### INSTRUCTIONS TO FOLLOW
For the records below, give the count of lines holding the word "Clinton" and nothing more.

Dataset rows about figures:
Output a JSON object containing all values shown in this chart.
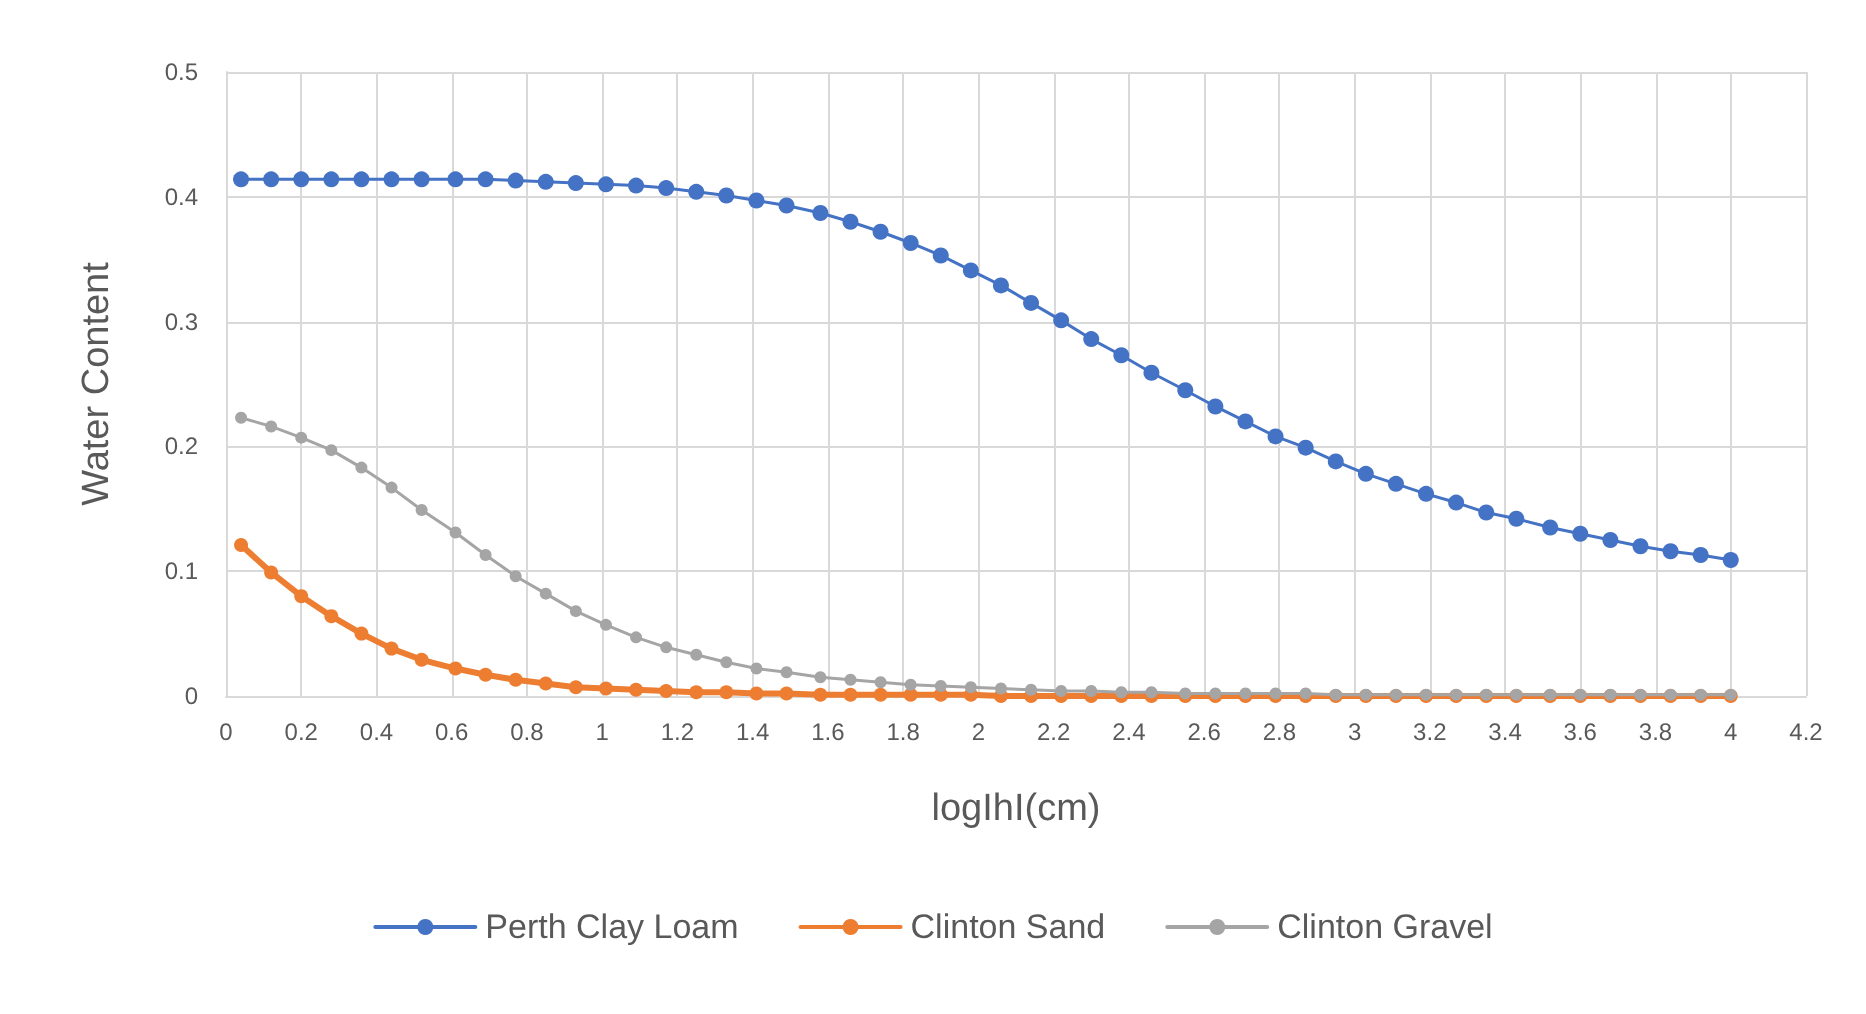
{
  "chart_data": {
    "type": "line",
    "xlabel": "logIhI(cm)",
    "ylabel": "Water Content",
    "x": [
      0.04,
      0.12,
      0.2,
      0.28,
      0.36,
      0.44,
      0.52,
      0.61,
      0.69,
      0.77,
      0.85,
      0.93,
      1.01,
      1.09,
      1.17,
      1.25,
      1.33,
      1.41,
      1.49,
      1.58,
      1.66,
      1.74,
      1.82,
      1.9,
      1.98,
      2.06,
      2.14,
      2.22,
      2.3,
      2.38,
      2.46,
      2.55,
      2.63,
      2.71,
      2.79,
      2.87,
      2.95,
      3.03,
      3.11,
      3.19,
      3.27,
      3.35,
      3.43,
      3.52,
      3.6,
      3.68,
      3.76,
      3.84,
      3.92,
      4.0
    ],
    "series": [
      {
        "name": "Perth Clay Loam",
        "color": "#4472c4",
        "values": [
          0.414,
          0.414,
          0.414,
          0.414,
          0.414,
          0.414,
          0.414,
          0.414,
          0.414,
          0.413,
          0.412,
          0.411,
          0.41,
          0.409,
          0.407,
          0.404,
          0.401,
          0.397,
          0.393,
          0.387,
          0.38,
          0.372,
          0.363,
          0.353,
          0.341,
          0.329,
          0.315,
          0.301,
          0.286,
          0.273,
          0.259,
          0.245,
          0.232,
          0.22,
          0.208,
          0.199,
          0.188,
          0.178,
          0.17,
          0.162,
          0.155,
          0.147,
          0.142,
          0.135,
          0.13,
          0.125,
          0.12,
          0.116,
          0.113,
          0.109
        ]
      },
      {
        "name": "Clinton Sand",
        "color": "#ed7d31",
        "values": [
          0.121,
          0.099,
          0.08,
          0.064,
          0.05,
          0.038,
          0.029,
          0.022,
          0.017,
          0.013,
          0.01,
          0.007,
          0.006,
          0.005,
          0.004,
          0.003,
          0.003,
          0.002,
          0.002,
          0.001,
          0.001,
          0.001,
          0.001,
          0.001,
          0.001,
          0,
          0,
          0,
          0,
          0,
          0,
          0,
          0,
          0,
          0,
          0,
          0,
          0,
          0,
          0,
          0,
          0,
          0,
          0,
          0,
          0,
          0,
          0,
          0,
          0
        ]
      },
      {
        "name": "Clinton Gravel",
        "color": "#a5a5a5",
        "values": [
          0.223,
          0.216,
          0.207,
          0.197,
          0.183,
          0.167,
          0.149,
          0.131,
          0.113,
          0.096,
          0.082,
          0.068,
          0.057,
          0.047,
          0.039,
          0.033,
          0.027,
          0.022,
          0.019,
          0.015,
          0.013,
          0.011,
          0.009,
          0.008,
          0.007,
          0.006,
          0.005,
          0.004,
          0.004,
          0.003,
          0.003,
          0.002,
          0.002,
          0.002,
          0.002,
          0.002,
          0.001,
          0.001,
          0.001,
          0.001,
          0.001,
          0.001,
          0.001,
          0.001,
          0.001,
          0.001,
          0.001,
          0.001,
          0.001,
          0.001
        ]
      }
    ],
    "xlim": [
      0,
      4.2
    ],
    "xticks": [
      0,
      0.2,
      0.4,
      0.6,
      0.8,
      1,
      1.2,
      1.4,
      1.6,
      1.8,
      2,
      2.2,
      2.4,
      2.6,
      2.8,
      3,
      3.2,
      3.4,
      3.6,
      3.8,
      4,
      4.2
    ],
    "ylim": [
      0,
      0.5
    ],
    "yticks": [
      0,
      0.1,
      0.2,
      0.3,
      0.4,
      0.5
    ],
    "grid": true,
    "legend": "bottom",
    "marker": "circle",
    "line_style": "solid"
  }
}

--

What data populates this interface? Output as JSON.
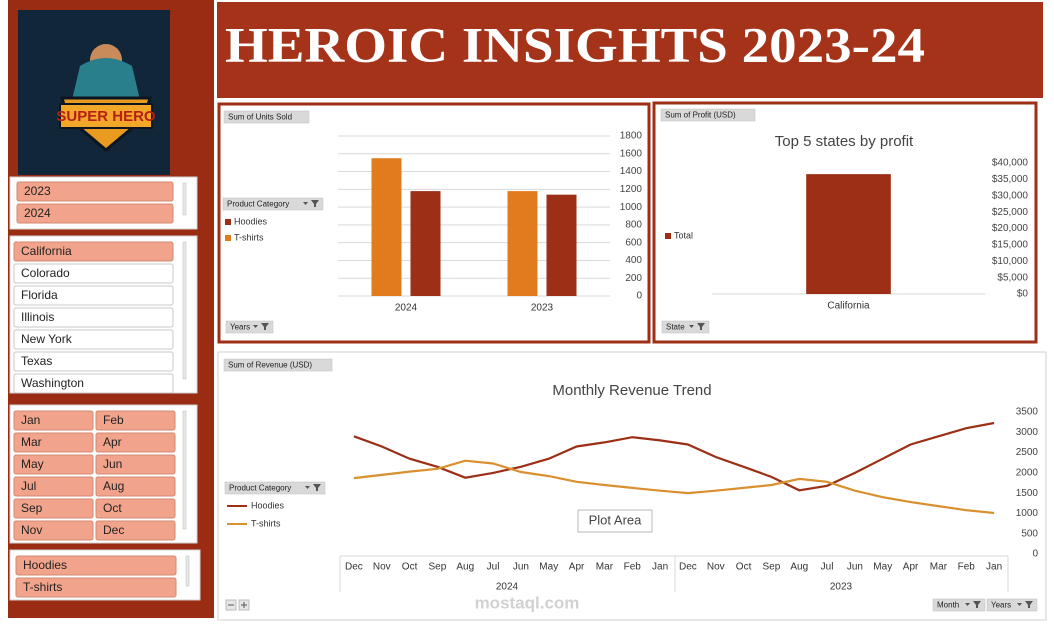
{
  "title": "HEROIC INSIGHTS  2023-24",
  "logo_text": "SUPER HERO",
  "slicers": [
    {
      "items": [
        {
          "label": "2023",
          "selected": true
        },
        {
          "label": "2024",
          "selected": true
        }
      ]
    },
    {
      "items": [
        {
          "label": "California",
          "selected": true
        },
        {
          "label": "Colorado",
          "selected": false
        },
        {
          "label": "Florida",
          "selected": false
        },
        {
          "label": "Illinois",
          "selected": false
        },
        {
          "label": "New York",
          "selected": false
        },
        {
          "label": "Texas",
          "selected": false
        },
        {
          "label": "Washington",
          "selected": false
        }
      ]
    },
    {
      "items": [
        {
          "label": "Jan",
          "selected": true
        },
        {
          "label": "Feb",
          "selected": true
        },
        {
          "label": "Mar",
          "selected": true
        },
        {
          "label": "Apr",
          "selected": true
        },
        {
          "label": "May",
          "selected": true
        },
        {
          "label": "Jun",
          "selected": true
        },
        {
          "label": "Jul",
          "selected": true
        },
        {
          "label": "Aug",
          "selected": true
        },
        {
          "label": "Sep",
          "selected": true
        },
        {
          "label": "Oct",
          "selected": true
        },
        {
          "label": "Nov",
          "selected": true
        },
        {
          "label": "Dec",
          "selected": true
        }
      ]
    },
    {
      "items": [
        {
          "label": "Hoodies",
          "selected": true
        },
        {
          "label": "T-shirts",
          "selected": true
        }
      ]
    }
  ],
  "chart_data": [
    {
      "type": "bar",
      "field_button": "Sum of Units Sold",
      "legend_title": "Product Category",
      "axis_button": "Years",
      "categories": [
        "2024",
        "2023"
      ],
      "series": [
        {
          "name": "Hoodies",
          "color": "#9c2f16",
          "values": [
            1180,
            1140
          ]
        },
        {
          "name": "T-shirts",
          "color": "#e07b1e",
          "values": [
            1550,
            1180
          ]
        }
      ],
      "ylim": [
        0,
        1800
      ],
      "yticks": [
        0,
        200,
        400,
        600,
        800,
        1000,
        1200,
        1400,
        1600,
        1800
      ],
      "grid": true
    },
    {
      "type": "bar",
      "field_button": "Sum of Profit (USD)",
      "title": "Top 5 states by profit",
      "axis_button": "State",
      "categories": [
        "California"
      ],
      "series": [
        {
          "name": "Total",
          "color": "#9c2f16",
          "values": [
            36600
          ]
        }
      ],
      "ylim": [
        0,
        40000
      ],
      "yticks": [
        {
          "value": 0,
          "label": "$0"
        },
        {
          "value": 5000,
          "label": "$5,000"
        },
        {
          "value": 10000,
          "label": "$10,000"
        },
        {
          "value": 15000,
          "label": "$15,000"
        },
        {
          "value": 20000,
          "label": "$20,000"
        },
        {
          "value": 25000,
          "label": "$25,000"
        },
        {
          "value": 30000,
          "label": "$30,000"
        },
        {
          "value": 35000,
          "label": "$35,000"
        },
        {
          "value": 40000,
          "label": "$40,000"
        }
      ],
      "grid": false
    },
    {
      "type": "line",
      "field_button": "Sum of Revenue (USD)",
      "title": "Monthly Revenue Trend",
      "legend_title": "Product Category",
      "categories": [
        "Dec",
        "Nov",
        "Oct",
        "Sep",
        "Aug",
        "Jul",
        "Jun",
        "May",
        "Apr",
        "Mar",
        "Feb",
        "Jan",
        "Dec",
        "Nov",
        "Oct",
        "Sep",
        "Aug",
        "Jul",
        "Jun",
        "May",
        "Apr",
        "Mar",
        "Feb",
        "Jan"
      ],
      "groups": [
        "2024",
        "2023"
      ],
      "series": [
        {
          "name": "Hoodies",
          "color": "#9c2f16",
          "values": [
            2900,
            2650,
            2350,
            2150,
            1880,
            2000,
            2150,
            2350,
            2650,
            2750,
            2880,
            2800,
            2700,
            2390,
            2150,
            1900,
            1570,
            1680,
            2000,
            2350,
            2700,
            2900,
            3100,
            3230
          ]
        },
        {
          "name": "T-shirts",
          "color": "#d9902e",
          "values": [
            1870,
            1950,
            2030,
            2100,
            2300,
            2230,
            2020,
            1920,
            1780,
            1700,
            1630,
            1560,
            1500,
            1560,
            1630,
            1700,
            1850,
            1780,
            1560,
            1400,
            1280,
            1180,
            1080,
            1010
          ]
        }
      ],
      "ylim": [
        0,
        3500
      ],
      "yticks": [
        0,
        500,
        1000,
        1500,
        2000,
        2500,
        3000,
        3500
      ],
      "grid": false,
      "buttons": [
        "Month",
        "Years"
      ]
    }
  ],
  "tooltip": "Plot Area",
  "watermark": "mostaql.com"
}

### THE ANSWER
2